<<<<

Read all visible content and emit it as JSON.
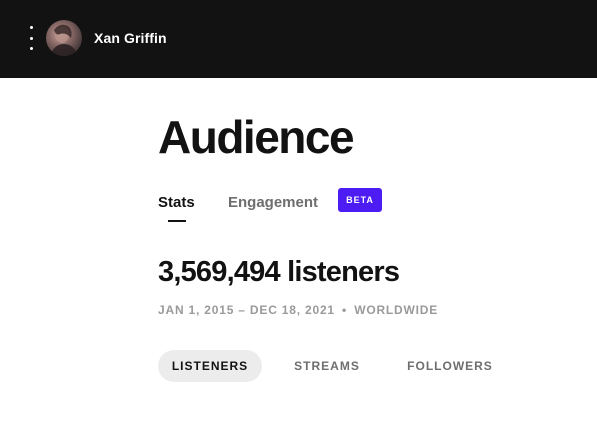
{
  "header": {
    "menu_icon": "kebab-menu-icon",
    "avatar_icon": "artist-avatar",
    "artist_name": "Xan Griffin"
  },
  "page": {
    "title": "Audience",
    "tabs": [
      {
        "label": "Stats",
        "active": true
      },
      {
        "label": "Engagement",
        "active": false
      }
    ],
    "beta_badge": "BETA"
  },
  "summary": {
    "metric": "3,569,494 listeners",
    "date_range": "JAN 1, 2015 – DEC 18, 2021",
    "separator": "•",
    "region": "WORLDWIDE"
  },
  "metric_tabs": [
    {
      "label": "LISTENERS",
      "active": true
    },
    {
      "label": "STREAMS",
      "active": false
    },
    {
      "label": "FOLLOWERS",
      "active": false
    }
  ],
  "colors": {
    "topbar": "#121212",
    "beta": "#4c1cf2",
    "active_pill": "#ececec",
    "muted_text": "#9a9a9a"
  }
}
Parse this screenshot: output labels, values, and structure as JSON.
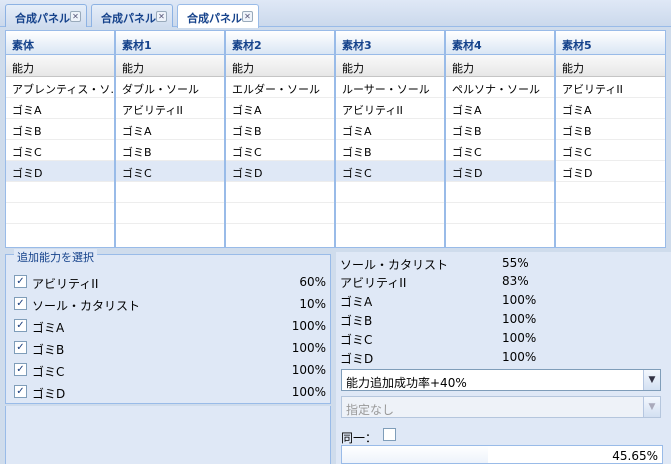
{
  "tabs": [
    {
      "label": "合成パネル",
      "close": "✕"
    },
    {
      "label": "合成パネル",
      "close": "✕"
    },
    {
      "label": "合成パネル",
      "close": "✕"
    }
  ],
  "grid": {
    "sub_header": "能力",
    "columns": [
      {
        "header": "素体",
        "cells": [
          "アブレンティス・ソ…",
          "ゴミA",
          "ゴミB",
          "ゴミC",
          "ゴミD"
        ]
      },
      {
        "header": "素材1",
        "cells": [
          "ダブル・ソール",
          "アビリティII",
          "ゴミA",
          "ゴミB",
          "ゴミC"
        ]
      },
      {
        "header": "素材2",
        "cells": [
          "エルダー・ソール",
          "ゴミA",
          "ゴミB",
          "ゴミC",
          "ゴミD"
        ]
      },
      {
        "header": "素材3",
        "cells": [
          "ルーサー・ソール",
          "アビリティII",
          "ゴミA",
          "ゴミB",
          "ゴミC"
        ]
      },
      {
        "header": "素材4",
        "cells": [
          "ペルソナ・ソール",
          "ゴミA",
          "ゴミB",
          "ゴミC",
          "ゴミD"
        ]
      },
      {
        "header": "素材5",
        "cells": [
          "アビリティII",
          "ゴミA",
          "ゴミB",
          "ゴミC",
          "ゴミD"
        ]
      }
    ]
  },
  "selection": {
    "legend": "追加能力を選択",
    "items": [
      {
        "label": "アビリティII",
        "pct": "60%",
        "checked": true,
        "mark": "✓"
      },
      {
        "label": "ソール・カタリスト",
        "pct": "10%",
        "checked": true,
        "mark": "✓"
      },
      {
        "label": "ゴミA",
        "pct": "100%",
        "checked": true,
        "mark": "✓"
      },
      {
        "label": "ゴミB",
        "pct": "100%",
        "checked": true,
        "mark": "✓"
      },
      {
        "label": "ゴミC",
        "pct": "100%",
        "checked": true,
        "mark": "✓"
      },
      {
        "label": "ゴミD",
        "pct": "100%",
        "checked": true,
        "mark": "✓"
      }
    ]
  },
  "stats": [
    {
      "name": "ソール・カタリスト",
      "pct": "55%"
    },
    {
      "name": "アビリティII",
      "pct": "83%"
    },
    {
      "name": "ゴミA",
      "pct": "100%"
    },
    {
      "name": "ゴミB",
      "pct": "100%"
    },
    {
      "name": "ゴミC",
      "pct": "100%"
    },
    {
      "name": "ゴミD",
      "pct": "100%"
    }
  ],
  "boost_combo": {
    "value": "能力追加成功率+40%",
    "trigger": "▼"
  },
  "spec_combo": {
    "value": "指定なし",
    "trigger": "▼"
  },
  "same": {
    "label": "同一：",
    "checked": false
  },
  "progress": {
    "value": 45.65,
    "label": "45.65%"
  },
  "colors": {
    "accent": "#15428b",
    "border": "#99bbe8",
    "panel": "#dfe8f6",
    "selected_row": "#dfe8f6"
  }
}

>>>>

### Written instruction
The records shown above are to be repeated exactly, with the pictures left out.

### Full solution
Read all visible content and emit it as JSON.
{
  "header": {
    "menu_icon": "kebab-menu-icon",
    "avatar_icon": "artist-avatar",
    "artist_name": "Xan Griffin"
  },
  "page": {
    "title": "Audience",
    "tabs": [
      {
        "label": "Stats",
        "active": true
      },
      {
        "label": "Engagement",
        "active": false
      }
    ],
    "beta_badge": "BETA"
  },
  "summary": {
    "metric": "3,569,494 listeners",
    "date_range": "JAN 1, 2015 – DEC 18, 2021",
    "separator": "•",
    "region": "WORLDWIDE"
  },
  "metric_tabs": [
    {
      "label": "LISTENERS",
      "active": true
    },
    {
      "label": "STREAMS",
      "active": false
    },
    {
      "label": "FOLLOWERS",
      "active": false
    }
  ],
  "colors": {
    "topbar": "#121212",
    "beta": "#4c1cf2",
    "active_pill": "#ececec",
    "muted_text": "#9a9a9a"
  }
}
Parse this screenshot: output labels, values, and structure as JSON.
{
  "tabs": [
    {
      "label": "合成パネル",
      "close": "✕"
    },
    {
      "label": "合成パネル",
      "close": "✕"
    },
    {
      "label": "合成パネル",
      "close": "✕"
    }
  ],
  "grid": {
    "sub_header": "能力",
    "columns": [
      {
        "header": "素体",
        "cells": [
          "アブレンティス・ソ…",
          "ゴミA",
          "ゴミB",
          "ゴミC",
          "ゴミD"
        ]
      },
      {
        "header": "素材1",
        "cells": [
          "ダブル・ソール",
          "アビリティII",
          "ゴミA",
          "ゴミB",
          "ゴミC"
        ]
      },
      {
        "header": "素材2",
        "cells": [
          "エルダー・ソール",
          "ゴミA",
          "ゴミB",
          "ゴミC",
          "ゴミD"
        ]
      },
      {
        "header": "素材3",
        "cells": [
          "ルーサー・ソール",
          "アビリティII",
          "ゴミA",
          "ゴミB",
          "ゴミC"
        ]
      },
      {
        "header": "素材4",
        "cells": [
          "ペルソナ・ソール",
          "ゴミA",
          "ゴミB",
          "ゴミC",
          "ゴミD"
        ]
      },
      {
        "header": "素材5",
        "cells": [
          "アビリティII",
          "ゴミA",
          "ゴミB",
          "ゴミC",
          "ゴミD"
        ]
      }
    ]
  },
  "selection": {
    "legend": "追加能力を選択",
    "items": [
      {
        "label": "アビリティII",
        "pct": "60%",
        "checked": true,
        "mark": "✓"
      },
      {
        "label": "ソール・カタリスト",
        "pct": "10%",
        "checked": true,
        "mark": "✓"
      },
      {
        "label": "ゴミA",
        "pct": "100%",
        "checked": true,
        "mark": "✓"
      },
      {
        "label": "ゴミB",
        "pct": "100%",
        "checked": true,
        "mark": "✓"
      },
      {
        "label": "ゴミC",
        "pct": "100%",
        "checked": true,
        "mark": "✓"
      },
      {
        "label": "ゴミD",
        "pct": "100%",
        "checked": true,
        "mark": "✓"
      }
    ]
  },
  "stats": [
    {
      "name": "ソール・カタリスト",
      "pct": "55%"
    },
    {
      "name": "アビリティII",
      "pct": "83%"
    },
    {
      "name": "ゴミA",
      "pct": "100%"
    },
    {
      "name": "ゴミB",
      "pct": "100%"
    },
    {
      "name": "ゴミC",
      "pct": "100%"
    },
    {
      "name": "ゴミD",
      "pct": "100%"
    }
  ],
  "boost_combo": {
    "value": "能力追加成功率+40%",
    "trigger": "▼"
  },
  "spec_combo": {
    "value": "指定なし",
    "trigger": "▼"
  },
  "same": {
    "label": "同一：",
    "checked": false
  },
  "progress": {
    "value": 45.65,
    "label": "45.65%"
  },
  "colors": {
    "accent": "#15428b",
    "border": "#99bbe8",
    "panel": "#dfe8f6",
    "selected_row": "#dfe8f6"
  }
}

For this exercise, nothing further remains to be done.